#### [What is asked]
Pick out every line with the word "JSON" and copy it.

#### [Available records]
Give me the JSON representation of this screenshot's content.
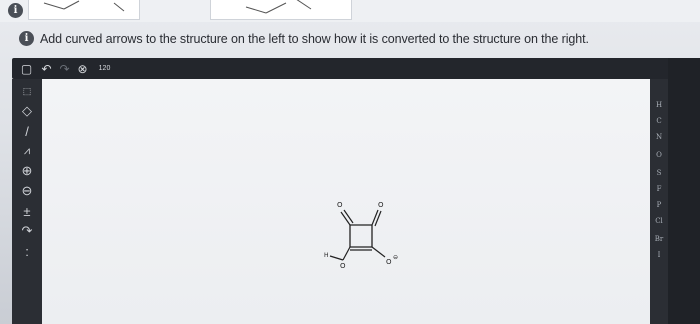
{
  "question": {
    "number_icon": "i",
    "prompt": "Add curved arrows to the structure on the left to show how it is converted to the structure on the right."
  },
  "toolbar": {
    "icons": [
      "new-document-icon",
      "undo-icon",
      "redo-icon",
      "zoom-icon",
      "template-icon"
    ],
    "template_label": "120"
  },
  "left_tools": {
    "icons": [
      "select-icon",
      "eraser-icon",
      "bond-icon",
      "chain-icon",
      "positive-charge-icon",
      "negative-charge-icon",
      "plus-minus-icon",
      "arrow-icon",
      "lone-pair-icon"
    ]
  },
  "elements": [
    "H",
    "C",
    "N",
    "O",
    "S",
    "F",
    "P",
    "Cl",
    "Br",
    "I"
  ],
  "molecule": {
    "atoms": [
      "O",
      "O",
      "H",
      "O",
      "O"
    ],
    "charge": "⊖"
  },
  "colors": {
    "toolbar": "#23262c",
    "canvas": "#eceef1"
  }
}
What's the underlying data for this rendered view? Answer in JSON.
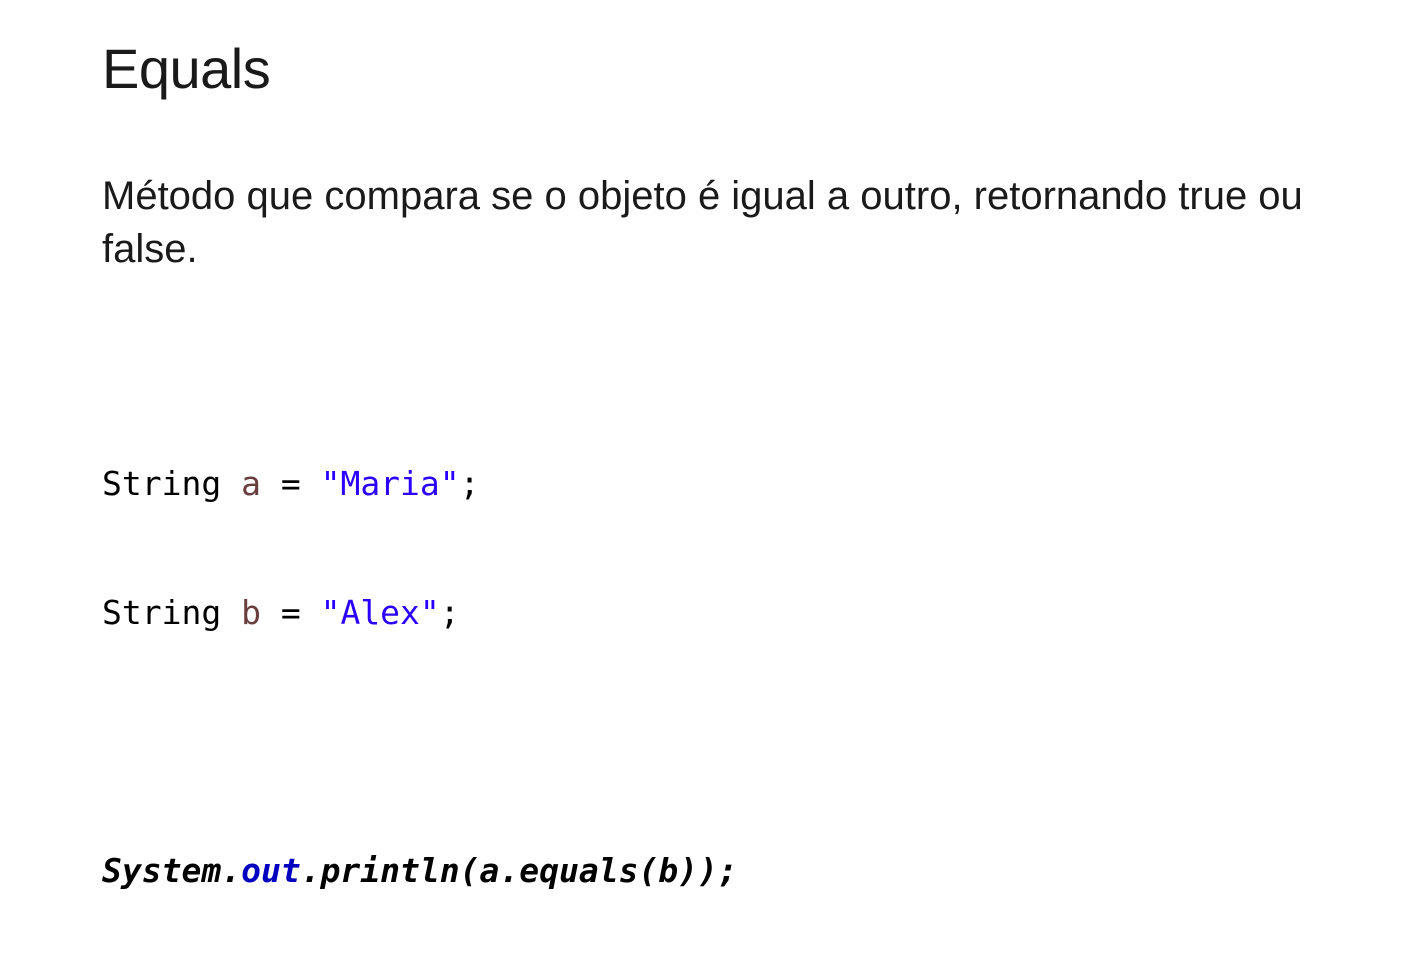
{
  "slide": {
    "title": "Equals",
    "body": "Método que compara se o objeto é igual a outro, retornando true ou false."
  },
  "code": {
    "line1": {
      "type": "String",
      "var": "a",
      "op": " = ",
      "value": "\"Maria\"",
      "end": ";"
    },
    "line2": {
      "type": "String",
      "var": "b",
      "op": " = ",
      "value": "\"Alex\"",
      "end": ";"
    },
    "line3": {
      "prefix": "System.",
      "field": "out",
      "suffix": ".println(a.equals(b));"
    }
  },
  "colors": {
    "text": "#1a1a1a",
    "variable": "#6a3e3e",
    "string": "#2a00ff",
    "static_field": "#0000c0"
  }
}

#### [Written reply]
Give me the JSON representation of this screenshot's content.
What's the underlying data for this rendered view? Answer in JSON.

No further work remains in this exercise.